PROBLEM DESCRIPTION:
Revise every item below by changing "tooltip-row-label" to "tooltip-label" wherever it occurs, and leave all other text unchanged.

Element region listings:
— Start —

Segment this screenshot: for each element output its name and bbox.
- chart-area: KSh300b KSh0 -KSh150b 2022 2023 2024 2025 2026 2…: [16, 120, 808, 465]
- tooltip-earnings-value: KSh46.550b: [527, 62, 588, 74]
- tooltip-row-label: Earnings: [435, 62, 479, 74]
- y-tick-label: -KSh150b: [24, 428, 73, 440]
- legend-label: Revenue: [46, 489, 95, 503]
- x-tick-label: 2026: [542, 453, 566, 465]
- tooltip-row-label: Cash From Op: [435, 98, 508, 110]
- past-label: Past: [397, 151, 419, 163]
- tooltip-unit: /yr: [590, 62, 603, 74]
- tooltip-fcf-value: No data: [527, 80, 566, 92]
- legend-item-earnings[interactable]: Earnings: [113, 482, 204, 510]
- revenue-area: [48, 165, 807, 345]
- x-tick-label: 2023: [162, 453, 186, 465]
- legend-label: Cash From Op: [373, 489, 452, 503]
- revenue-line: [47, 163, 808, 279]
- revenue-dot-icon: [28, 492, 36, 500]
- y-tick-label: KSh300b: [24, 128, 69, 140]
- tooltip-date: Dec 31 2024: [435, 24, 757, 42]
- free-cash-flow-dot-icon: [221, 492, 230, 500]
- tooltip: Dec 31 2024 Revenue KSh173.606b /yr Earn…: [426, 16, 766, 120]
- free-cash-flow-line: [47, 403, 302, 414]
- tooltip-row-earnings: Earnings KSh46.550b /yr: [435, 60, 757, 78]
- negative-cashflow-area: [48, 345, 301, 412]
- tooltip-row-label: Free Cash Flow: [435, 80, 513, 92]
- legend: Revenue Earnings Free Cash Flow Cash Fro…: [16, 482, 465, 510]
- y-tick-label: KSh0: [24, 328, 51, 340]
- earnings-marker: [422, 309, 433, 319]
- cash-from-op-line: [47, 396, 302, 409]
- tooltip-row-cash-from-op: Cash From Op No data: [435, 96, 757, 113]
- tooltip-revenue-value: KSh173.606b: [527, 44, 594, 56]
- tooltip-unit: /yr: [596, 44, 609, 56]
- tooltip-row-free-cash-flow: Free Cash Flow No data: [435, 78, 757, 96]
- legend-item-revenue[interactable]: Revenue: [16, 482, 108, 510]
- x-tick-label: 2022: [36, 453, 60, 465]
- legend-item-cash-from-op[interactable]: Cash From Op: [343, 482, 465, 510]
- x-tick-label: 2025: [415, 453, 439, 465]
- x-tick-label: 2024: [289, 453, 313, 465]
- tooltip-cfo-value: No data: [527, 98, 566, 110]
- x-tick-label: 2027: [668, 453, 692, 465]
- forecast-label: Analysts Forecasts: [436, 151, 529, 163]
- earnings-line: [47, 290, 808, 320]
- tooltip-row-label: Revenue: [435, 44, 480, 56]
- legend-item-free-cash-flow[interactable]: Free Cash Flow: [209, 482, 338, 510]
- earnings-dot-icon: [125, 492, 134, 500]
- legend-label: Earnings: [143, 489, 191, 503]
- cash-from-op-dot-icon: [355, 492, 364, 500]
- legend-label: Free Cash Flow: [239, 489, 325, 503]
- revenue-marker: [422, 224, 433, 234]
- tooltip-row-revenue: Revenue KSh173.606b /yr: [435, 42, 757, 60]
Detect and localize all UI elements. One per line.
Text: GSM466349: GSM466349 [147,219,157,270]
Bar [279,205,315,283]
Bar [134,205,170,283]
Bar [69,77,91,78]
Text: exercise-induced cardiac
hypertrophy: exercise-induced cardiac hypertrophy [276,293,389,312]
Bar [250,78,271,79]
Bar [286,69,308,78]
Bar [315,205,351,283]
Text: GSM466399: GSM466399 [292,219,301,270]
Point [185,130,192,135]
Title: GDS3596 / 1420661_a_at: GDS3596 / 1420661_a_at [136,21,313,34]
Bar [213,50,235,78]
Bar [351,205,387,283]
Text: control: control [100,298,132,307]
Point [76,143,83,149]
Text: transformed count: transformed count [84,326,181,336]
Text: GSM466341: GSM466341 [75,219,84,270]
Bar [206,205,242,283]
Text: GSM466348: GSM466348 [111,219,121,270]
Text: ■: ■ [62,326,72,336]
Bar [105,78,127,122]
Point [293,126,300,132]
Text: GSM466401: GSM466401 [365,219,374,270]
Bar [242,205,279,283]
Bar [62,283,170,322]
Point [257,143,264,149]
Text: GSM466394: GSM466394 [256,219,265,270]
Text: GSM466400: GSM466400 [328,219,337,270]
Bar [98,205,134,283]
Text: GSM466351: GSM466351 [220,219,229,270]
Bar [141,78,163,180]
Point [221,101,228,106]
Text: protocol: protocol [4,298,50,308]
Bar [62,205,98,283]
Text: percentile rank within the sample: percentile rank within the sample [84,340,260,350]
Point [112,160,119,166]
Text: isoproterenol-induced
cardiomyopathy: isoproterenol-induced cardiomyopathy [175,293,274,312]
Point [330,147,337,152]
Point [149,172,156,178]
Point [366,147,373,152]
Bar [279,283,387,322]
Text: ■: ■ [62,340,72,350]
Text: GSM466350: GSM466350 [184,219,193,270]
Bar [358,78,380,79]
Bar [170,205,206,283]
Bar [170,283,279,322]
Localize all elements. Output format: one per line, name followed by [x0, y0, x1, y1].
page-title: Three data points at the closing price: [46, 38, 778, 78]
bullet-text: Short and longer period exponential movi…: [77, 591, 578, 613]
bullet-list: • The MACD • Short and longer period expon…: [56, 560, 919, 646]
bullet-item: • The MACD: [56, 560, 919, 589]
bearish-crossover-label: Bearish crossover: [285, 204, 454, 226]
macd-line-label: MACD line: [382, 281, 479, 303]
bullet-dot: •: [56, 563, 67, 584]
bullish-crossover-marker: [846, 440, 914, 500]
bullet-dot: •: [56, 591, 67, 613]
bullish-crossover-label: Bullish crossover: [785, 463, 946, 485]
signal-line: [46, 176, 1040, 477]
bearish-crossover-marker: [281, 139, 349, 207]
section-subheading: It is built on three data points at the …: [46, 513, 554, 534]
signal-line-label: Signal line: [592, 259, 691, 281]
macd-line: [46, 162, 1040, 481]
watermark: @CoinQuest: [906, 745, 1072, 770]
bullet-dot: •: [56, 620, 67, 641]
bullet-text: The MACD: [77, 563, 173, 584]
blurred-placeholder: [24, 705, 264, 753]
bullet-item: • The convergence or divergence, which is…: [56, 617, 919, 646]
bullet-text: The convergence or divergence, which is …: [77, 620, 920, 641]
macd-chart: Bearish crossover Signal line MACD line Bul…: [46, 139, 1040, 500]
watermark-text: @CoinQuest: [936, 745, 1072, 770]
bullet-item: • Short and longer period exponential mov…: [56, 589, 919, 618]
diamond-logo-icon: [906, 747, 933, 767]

— End —

THE COMPLETED TASK:
Segment this screenshot: for each element output its name and bbox.
- chart-area: KSh300b KSh0 -KSh150b 2022 2023 2024 2025 2026 2…: [16, 120, 808, 465]
- tooltip-earnings-value: KSh46.550b: [527, 62, 588, 74]
- tooltip-label: Earnings: [435, 62, 479, 74]
- y-tick-label: -KSh150b: [24, 428, 73, 440]
- legend-label: Revenue: [46, 489, 95, 503]
- x-tick-label: 2026: [542, 453, 566, 465]
- tooltip-label: Cash From Op: [435, 98, 508, 110]
- past-label: Past: [397, 151, 419, 163]
- tooltip-unit: /yr: [590, 62, 603, 74]
- tooltip-fcf-value: No data: [527, 80, 566, 92]
- legend-item-earnings[interactable]: Earnings: [113, 482, 204, 510]
- revenue-area: [48, 165, 807, 345]
- x-tick-label: 2023: [162, 453, 186, 465]
- legend-label: Cash From Op: [373, 489, 452, 503]
- revenue-line: [47, 163, 808, 279]
- revenue-dot-icon: [28, 492, 36, 500]
- y-tick-label: KSh300b: [24, 128, 69, 140]
- tooltip-date: Dec 31 2024: [435, 24, 757, 42]
- free-cash-flow-dot-icon: [221, 492, 230, 500]
- tooltip: Dec 31 2024 Revenue KSh173.606b /yr Earn…: [426, 16, 766, 120]
- free-cash-flow-line: [47, 403, 302, 414]
- tooltip-row-earnings: Earnings KSh46.550b /yr: [435, 60, 757, 78]
- negative-cashflow-area: [48, 345, 301, 412]
- tooltip-label: Free Cash Flow: [435, 80, 513, 92]
- legend: Revenue Earnings Free Cash Flow Cash Fro…: [16, 482, 465, 510]
- y-tick-label: KSh0: [24, 328, 51, 340]
- earnings-marker: [422, 309, 433, 319]
- cash-from-op-line: [47, 396, 302, 409]
- tooltip-row-cash-from-op: Cash From Op No data: [435, 96, 757, 113]
- tooltip-revenue-value: KSh173.606b: [527, 44, 594, 56]
- tooltip-unit: /yr: [596, 44, 609, 56]
- tooltip-row-free-cash-flow: Free Cash Flow No data: [435, 78, 757, 96]
- legend-item-revenue[interactable]: Revenue: [16, 482, 108, 510]
- x-tick-label: 2022: [36, 453, 60, 465]
- legend-item-cash-from-op[interactable]: Cash From Op: [343, 482, 465, 510]
- x-tick-label: 2025: [415, 453, 439, 465]
- x-tick-label: 2024: [289, 453, 313, 465]
- tooltip-cfo-value: No data: [527, 98, 566, 110]
- x-tick-label: 2027: [668, 453, 692, 465]
- forecast-label: Analysts Forecasts: [436, 151, 529, 163]
- earnings-line: [47, 290, 808, 320]
- tooltip-label: Revenue: [435, 44, 480, 56]
- legend-item-free-cash-flow[interactable]: Free Cash Flow: [209, 482, 338, 510]
- earnings-dot-icon: [125, 492, 134, 500]
- legend-label: Earnings: [143, 489, 191, 503]
- cash-from-op-dot-icon: [355, 492, 364, 500]
- legend-label: Free Cash Flow: [239, 489, 325, 503]
- revenue-marker: [422, 224, 433, 234]
- tooltip-row-revenue: Revenue KSh173.606b /yr: [435, 42, 757, 60]
Detect and localize all UI elements. One per line.
Text: GSM466349: GSM466349 [147,219,157,270]
Bar [279,205,315,283]
Bar [134,205,170,283]
Bar [69,77,91,78]
Text: exercise-induced cardiac
hypertrophy: exercise-induced cardiac hypertrophy [276,293,389,312]
Bar [250,78,271,79]
Bar [286,69,308,78]
Bar [315,205,351,283]
Text: GSM466399: GSM466399 [292,219,301,270]
Point [185,130,192,135]
Title: GDS3596 / 1420661_a_at: GDS3596 / 1420661_a_at [136,21,313,34]
Bar [213,50,235,78]
Bar [351,205,387,283]
Text: control: control [100,298,132,307]
Point [76,143,83,149]
Text: transformed count: transformed count [84,326,181,336]
Text: GSM466341: GSM466341 [75,219,84,270]
Bar [206,205,242,283]
Text: GSM466348: GSM466348 [111,219,121,270]
Text: ■: ■ [62,326,72,336]
Bar [105,78,127,122]
Point [293,126,300,132]
Text: GSM466401: GSM466401 [365,219,374,270]
Bar [242,205,279,283]
Bar [62,283,170,322]
Point [257,143,264,149]
Text: GSM466394: GSM466394 [256,219,265,270]
Text: GSM466400: GSM466400 [328,219,337,270]
Bar [98,205,134,283]
Text: GSM466351: GSM466351 [220,219,229,270]
Bar [141,78,163,180]
Point [221,101,228,106]
Text: protocol: protocol [4,298,50,308]
Bar [62,205,98,283]
Text: percentile rank within the sample: percentile rank within the sample [84,340,260,350]
Point [112,160,119,166]
Text: isoproterenol-induced
cardiomyopathy: isoproterenol-induced cardiomyopathy [175,293,274,312]
Point [330,147,337,152]
Point [149,172,156,178]
Point [366,147,373,152]
Bar [279,283,387,322]
Text: ■: ■ [62,340,72,350]
Text: GSM466350: GSM466350 [184,219,193,270]
Bar [358,78,380,79]
Bar [170,205,206,283]
Bar [170,283,279,322]
Localize all elements. Output format: one per line, name followed by [x0, y0, x1, y1].
page-title: Three data points at the closing price: [46, 38, 778, 78]
bullet-text: Short and longer period exponential movi…: [77, 591, 578, 613]
bullet-list: • The MACD • Short and longer period expon…: [56, 560, 919, 646]
bullet-item: • The MACD: [56, 560, 919, 589]
bearish-crossover-label: Bearish crossover: [285, 204, 454, 226]
macd-line-label: MACD line: [382, 281, 479, 303]
bullet-dot: •: [56, 563, 67, 584]
bullish-crossover-marker: [846, 440, 914, 500]
bullet-dot: •: [56, 591, 67, 613]
bullish-crossover-label: Bullish crossover: [785, 463, 946, 485]
signal-line: [46, 176, 1040, 477]
bearish-crossover-marker: [281, 139, 349, 207]
section-subheading: It is built on three data points at the …: [46, 513, 554, 534]
signal-line-label: Signal line: [592, 259, 691, 281]
macd-line: [46, 162, 1040, 481]
watermark: @CoinQuest: [906, 745, 1072, 770]
bullet-dot: •: [56, 620, 67, 641]
bullet-text: The MACD: [77, 563, 173, 584]
blurred-placeholder: [24, 705, 264, 753]
bullet-item: • The convergence or divergence, which is…: [56, 617, 919, 646]
bullet-text: The convergence or divergence, which is …: [77, 620, 920, 641]
macd-chart: Bearish crossover Signal line MACD line Bul…: [46, 139, 1040, 500]
watermark-text: @CoinQuest: [936, 745, 1072, 770]
bullet-item: • Short and longer period exponential mov…: [56, 589, 919, 618]
diamond-logo-icon: [906, 747, 933, 767]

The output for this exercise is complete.